Prompt:
Leave out the pictures; transcribe all else exactly.

[Start of Material shown]

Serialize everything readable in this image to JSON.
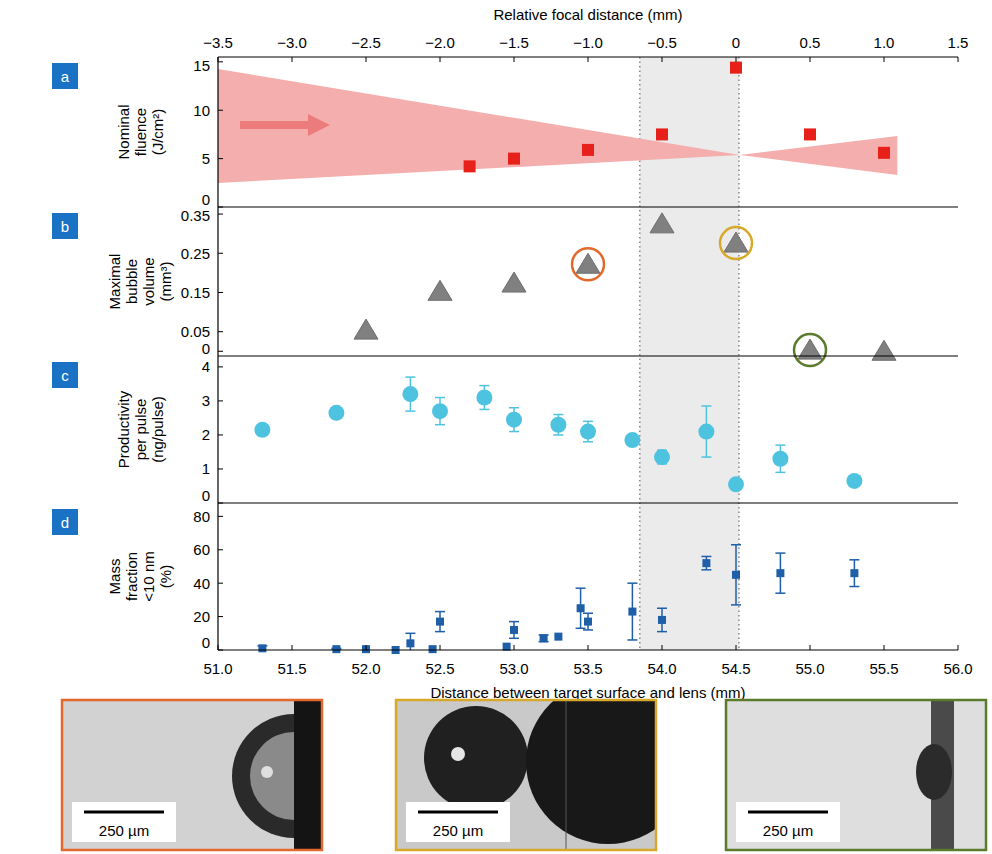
{
  "chart_data": [
    {
      "panel": "a",
      "type": "scatter",
      "ylabel": [
        "Nominal",
        "fluence",
        "(J/cm²)"
      ],
      "x2label": "Relative focal distance (mm)",
      "x2lim": [
        -3.5,
        1.5
      ],
      "x2ticks": [
        {
          "value": -3.5,
          "label": "−3.5"
        },
        {
          "value": -3.0,
          "label": "−3.0"
        },
        {
          "value": -2.5,
          "label": "−2.5"
        },
        {
          "value": -2.0,
          "label": "−2.0"
        },
        {
          "value": -1.5,
          "label": "−1.5"
        },
        {
          "value": -1.0,
          "label": "−1.0"
        },
        {
          "value": -0.5,
          "label": "−0.5"
        },
        0,
        0.5,
        {
          "value": 1.0,
          "label": "1.0"
        },
        1.5
      ],
      "xlim": [
        51.0,
        56.0
      ],
      "ylim": [
        0,
        15.5
      ],
      "yticks": [
        0,
        5,
        10,
        15
      ],
      "series": [
        {
          "x": [
            52.7,
            53.0,
            53.5,
            54.0,
            54.5,
            55.0,
            55.5
          ],
          "values": [
            4.2,
            5.0,
            5.9,
            7.5,
            14.4,
            7.5,
            5.6
          ],
          "color": "#e8201a",
          "marker": "square"
        }
      ]
    },
    {
      "panel": "b",
      "type": "scatter",
      "tick_labels": "y",
      "ylabel": [
        "Maximal",
        "bubble",
        "volume",
        "(mm³)"
      ],
      "xlim": [
        51.0,
        56.0
      ],
      "ylim": [
        -0.012,
        0.368
      ],
      "yticks": [
        0,
        0.05,
        0.15,
        0.25,
        0.35
      ],
      "series": [
        {
          "x": [
            52.0,
            52.5,
            53.0,
            53.5,
            54.0,
            54.5,
            55.0,
            55.5
          ],
          "values": [
            0.054,
            0.153,
            0.174,
            0.222,
            0.325,
            0.276,
            0.003,
            0
          ],
          "color": "#808080",
          "marker": "triangle"
        },
        {
          "x": [
            53.5,
            54.5,
            55.0
          ],
          "values": [
            0.222,
            0.276,
            0.003
          ],
          "colors": [
            "#e2692b",
            "#d8a82b",
            "#5b7a2c"
          ],
          "marker": "ring"
        }
      ]
    },
    {
      "panel": "c",
      "type": "scatter",
      "tick_labels": "y",
      "ylabel": [
        "Productivity",
        "per pulse",
        "(ng/pulse)"
      ],
      "xlim": [
        51.0,
        56.0
      ],
      "ylim": [
        0,
        4.32
      ],
      "yticks": [
        0,
        1,
        2,
        3,
        4
      ],
      "series": [
        {
          "x": [
            51.3,
            51.8,
            52.3,
            52.5,
            52.8,
            53.0,
            53.3,
            53.5,
            53.8,
            54.0,
            54.3,
            54.5,
            54.8,
            55.3
          ],
          "values": [
            2.15,
            2.65,
            3.2,
            2.7,
            3.1,
            2.45,
            2.3,
            2.1,
            1.85,
            1.35,
            2.1,
            0.55,
            1.3,
            0.65
          ],
          "errors": [
            null,
            null,
            0.5,
            0.4,
            0.35,
            0.35,
            0.3,
            0.3,
            null,
            0.2,
            0.75,
            null,
            0.4,
            null
          ],
          "color": "#4ec3e0",
          "marker": "circle"
        }
      ]
    },
    {
      "panel": "d",
      "type": "scatter",
      "ylabel": [
        "Mass",
        "fraction",
        "<10 nm",
        "(%)"
      ],
      "xlabel": "Distance between target surface and lens (mm)",
      "xlim": [
        51.0,
        56.0
      ],
      "xticks": [
        {
          "value": 51.0,
          "label": "51.0"
        },
        51.5,
        {
          "value": 52.0,
          "label": "52.0"
        },
        52.5,
        {
          "value": 53.0,
          "label": "53.0"
        },
        53.5,
        {
          "value": 54.0,
          "label": "54.0"
        },
        54.5,
        {
          "value": 55.0,
          "label": "55.0"
        },
        55.5,
        {
          "value": 56.0,
          "label": "56.0"
        }
      ],
      "ylim": [
        0,
        88
      ],
      "yticks": [
        0,
        20,
        40,
        60,
        80
      ],
      "series": [
        {
          "x": [
            51.3,
            51.8,
            52.0,
            52.2,
            52.3,
            52.45,
            52.5,
            52.95,
            53.0,
            53.2,
            53.3,
            53.45,
            53.5,
            53.8,
            54.0,
            54.3,
            54.5,
            54.8,
            55.3
          ],
          "values": [
            1,
            0.5,
            0.5,
            0,
            4,
            0.5,
            17,
            2,
            12,
            7,
            8,
            25,
            17,
            23,
            18,
            52,
            45,
            46,
            46
          ],
          "errors": [
            1.5,
            0.5,
            null,
            null,
            6,
            null,
            6,
            null,
            5,
            2,
            null,
            12,
            5,
            17,
            7,
            4,
            18,
            12,
            8
          ],
          "color": "#1f5fa8",
          "marker": "square"
        }
      ]
    }
  ],
  "highlight_band": [
    53.85,
    54.52
  ],
  "images": [
    {
      "scale_label": "250 µm",
      "color": "#e2692b"
    },
    {
      "scale_label": "250 µm",
      "color": "#d8a82b"
    },
    {
      "scale_label": "250 µm",
      "color": "#5b7a2c"
    }
  ]
}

[End of Material shown]

Correct result:
Serialize everything readable in this image to JSON.
{
  "chart_data": [
    {
      "panel": "a",
      "type": "scatter",
      "ylabel": [
        "Nominal",
        "fluence",
        "(J/cm²)"
      ],
      "x2label": "Relative focal distance (mm)",
      "x2lim": [
        -3.5,
        1.5
      ],
      "x2ticks": [
        {
          "value": -3.5,
          "label": "−3.5"
        },
        {
          "value": -3.0,
          "label": "−3.0"
        },
        {
          "value": -2.5,
          "label": "−2.5"
        },
        {
          "value": -2.0,
          "label": "−2.0"
        },
        {
          "value": -1.5,
          "label": "−1.5"
        },
        {
          "value": -1.0,
          "label": "−1.0"
        },
        {
          "value": -0.5,
          "label": "−0.5"
        },
        0,
        0.5,
        {
          "value": 1.0,
          "label": "1.0"
        },
        1.5
      ],
      "xlim": [
        51.0,
        56.0
      ],
      "ylim": [
        0,
        15.5
      ],
      "yticks": [
        0,
        5,
        10,
        15
      ],
      "series": [
        {
          "x": [
            52.7,
            53.0,
            53.5,
            54.0,
            54.5,
            55.0,
            55.5
          ],
          "values": [
            4.2,
            5.0,
            5.9,
            7.5,
            14.4,
            7.5,
            5.6
          ],
          "color": "#e8201a",
          "marker": "square"
        }
      ]
    },
    {
      "panel": "b",
      "type": "scatter",
      "tick_labels": "y",
      "ylabel": [
        "Maximal",
        "bubble",
        "volume",
        "(mm³)"
      ],
      "xlim": [
        51.0,
        56.0
      ],
      "ylim": [
        -0.012,
        0.368
      ],
      "yticks": [
        0,
        0.05,
        0.15,
        0.25,
        0.35
      ],
      "series": [
        {
          "x": [
            52.0,
            52.5,
            53.0,
            53.5,
            54.0,
            54.5,
            55.0,
            55.5
          ],
          "values": [
            0.054,
            0.153,
            0.174,
            0.222,
            0.325,
            0.276,
            0.003,
            0
          ],
          "color": "#808080",
          "marker": "triangle"
        },
        {
          "x": [
            53.5,
            54.5,
            55.0
          ],
          "values": [
            0.222,
            0.276,
            0.003
          ],
          "colors": [
            "#e2692b",
            "#d8a82b",
            "#5b7a2c"
          ],
          "marker": "ring"
        }
      ]
    },
    {
      "panel": "c",
      "type": "scatter",
      "tick_labels": "y",
      "ylabel": [
        "Productivity",
        "per pulse",
        "(ng/pulse)"
      ],
      "xlim": [
        51.0,
        56.0
      ],
      "ylim": [
        0,
        4.32
      ],
      "yticks": [
        0,
        1,
        2,
        3,
        4
      ],
      "series": [
        {
          "x": [
            51.3,
            51.8,
            52.3,
            52.5,
            52.8,
            53.0,
            53.3,
            53.5,
            53.8,
            54.0,
            54.3,
            54.5,
            54.8,
            55.3
          ],
          "values": [
            2.15,
            2.65,
            3.2,
            2.7,
            3.1,
            2.45,
            2.3,
            2.1,
            1.85,
            1.35,
            2.1,
            0.55,
            1.3,
            0.65
          ],
          "errors": [
            null,
            null,
            0.5,
            0.4,
            0.35,
            0.35,
            0.3,
            0.3,
            null,
            0.2,
            0.75,
            null,
            0.4,
            null
          ],
          "color": "#4ec3e0",
          "marker": "circle"
        }
      ]
    },
    {
      "panel": "d",
      "type": "scatter",
      "ylabel": [
        "Mass",
        "fraction",
        "<10 nm",
        "(%)"
      ],
      "xlabel": "Distance between target surface and lens (mm)",
      "xlim": [
        51.0,
        56.0
      ],
      "xticks": [
        {
          "value": 51.0,
          "label": "51.0"
        },
        51.5,
        {
          "value": 52.0,
          "label": "52.0"
        },
        52.5,
        {
          "value": 53.0,
          "label": "53.0"
        },
        53.5,
        {
          "value": 54.0,
          "label": "54.0"
        },
        54.5,
        {
          "value": 55.0,
          "label": "55.0"
        },
        55.5,
        {
          "value": 56.0,
          "label": "56.0"
        }
      ],
      "ylim": [
        0,
        88
      ],
      "yticks": [
        0,
        20,
        40,
        60,
        80
      ],
      "series": [
        {
          "x": [
            51.3,
            51.8,
            52.0,
            52.2,
            52.3,
            52.45,
            52.5,
            52.95,
            53.0,
            53.2,
            53.3,
            53.45,
            53.5,
            53.8,
            54.0,
            54.3,
            54.5,
            54.8,
            55.3
          ],
          "values": [
            1,
            0.5,
            0.5,
            0,
            4,
            0.5,
            17,
            2,
            12,
            7,
            8,
            25,
            17,
            23,
            18,
            52,
            45,
            46,
            46
          ],
          "errors": [
            1.5,
            0.5,
            null,
            null,
            6,
            null,
            6,
            null,
            5,
            2,
            null,
            12,
            5,
            17,
            7,
            4,
            18,
            12,
            8
          ],
          "color": "#1f5fa8",
          "marker": "square"
        }
      ]
    }
  ],
  "highlight_band": [
    53.85,
    54.52
  ],
  "images": [
    {
      "scale_label": "250 µm",
      "color": "#e2692b"
    },
    {
      "scale_label": "250 µm",
      "color": "#d8a82b"
    },
    {
      "scale_label": "250 µm",
      "color": "#5b7a2c"
    }
  ]
}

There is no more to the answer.